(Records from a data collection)
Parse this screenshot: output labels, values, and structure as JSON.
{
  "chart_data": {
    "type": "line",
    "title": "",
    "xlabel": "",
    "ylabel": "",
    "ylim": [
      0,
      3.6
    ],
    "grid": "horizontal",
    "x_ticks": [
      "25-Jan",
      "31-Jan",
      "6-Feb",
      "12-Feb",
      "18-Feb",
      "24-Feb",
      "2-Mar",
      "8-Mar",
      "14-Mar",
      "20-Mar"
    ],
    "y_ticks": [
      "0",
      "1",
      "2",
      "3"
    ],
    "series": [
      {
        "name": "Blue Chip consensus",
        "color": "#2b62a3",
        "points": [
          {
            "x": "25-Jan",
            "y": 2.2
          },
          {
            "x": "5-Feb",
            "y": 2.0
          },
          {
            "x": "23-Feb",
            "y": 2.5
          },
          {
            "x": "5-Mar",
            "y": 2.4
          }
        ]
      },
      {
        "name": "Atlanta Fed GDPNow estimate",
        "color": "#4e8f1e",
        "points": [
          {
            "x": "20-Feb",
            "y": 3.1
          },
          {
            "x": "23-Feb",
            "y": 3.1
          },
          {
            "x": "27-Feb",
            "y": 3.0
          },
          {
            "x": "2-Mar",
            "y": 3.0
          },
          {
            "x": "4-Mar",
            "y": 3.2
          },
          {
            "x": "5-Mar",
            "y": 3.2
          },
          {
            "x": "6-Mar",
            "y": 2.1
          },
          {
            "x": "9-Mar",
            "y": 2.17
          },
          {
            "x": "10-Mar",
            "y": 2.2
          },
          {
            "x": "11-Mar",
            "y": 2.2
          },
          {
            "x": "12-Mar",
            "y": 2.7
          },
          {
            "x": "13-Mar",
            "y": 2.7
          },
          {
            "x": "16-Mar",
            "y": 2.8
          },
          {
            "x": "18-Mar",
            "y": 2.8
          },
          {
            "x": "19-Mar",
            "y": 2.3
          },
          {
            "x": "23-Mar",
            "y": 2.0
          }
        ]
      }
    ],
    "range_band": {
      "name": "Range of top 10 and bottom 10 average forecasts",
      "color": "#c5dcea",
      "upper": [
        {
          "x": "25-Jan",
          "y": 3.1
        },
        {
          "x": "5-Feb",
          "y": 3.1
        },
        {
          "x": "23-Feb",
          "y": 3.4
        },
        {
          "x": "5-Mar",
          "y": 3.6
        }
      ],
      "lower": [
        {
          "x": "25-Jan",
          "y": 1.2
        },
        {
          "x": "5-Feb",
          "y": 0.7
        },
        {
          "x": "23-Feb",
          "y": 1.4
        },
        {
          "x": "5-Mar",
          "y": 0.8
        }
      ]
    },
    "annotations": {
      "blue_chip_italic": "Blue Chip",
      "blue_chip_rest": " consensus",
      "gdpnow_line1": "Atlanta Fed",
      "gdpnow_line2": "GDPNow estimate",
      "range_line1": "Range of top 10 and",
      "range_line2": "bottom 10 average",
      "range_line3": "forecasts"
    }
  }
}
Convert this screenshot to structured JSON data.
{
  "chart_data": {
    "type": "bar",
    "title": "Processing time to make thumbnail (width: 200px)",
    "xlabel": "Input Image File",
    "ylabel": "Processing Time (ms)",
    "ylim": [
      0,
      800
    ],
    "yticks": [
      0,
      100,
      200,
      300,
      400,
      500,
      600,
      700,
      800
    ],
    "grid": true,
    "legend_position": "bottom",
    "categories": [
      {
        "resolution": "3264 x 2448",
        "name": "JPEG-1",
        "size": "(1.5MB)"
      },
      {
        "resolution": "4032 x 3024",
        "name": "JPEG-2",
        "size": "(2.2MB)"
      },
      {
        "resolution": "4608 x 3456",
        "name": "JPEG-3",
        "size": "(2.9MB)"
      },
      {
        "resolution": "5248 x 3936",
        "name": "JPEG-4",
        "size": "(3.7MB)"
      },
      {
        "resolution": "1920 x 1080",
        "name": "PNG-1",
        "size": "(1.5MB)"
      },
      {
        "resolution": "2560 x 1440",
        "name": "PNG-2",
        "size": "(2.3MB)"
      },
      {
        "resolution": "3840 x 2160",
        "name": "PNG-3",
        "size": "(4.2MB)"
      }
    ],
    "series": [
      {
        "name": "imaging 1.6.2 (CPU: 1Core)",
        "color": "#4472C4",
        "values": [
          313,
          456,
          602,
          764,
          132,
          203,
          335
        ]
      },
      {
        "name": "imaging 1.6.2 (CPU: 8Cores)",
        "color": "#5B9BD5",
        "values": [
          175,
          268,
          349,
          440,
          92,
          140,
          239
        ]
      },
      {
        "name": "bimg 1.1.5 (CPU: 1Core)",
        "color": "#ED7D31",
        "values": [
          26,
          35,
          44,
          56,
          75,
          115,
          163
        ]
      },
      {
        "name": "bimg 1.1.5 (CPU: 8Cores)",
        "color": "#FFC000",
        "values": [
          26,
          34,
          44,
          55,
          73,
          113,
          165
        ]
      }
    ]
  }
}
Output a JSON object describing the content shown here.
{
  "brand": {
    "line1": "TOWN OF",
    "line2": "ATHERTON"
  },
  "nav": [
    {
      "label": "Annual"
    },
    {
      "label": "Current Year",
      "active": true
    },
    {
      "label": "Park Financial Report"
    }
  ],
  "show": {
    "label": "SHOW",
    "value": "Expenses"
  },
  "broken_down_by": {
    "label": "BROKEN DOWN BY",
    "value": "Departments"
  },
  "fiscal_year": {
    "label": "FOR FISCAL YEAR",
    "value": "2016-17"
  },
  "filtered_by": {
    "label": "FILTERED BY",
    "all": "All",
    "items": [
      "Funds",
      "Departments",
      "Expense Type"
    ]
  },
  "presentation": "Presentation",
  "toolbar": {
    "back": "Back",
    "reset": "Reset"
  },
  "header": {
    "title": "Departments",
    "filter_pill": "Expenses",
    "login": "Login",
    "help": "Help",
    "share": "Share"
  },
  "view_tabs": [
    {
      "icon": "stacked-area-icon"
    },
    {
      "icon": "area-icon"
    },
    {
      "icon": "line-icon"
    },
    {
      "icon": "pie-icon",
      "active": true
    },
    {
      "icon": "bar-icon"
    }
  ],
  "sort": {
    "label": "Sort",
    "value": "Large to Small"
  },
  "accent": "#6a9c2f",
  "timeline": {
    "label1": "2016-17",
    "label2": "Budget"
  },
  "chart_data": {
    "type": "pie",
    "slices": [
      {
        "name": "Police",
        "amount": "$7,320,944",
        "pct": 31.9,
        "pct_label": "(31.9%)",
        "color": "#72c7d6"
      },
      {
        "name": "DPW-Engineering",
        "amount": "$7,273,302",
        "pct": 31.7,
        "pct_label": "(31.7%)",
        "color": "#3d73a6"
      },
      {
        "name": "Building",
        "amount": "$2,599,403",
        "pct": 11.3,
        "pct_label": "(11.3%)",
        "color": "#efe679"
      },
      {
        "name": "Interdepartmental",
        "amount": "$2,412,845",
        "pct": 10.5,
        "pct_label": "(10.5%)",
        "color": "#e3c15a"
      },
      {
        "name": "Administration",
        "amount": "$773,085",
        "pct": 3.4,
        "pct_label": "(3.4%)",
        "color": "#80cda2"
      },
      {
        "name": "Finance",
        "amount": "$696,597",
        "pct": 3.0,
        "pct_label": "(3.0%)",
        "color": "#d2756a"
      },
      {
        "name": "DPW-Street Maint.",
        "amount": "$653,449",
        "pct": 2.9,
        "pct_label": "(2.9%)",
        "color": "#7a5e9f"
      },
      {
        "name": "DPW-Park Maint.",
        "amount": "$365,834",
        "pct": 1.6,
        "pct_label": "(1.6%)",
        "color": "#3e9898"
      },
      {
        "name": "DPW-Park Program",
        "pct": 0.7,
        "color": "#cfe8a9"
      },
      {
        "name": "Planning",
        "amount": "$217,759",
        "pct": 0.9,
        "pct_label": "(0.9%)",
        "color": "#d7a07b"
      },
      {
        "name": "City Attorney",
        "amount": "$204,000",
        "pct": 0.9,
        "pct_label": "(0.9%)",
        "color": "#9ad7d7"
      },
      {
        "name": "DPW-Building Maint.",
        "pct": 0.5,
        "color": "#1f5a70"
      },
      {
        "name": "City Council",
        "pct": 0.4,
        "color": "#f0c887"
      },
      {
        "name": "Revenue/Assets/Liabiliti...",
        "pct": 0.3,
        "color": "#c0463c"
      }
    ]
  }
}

# THE EXERCISE:
Take every line above carrying "bottom" and return it.

# FULL OUTPUT:
      "name": "Range of top 10 and bottom 10 average forecasts",
      "range_line2": "bottom 10 average",
    "legend_position": "bottom",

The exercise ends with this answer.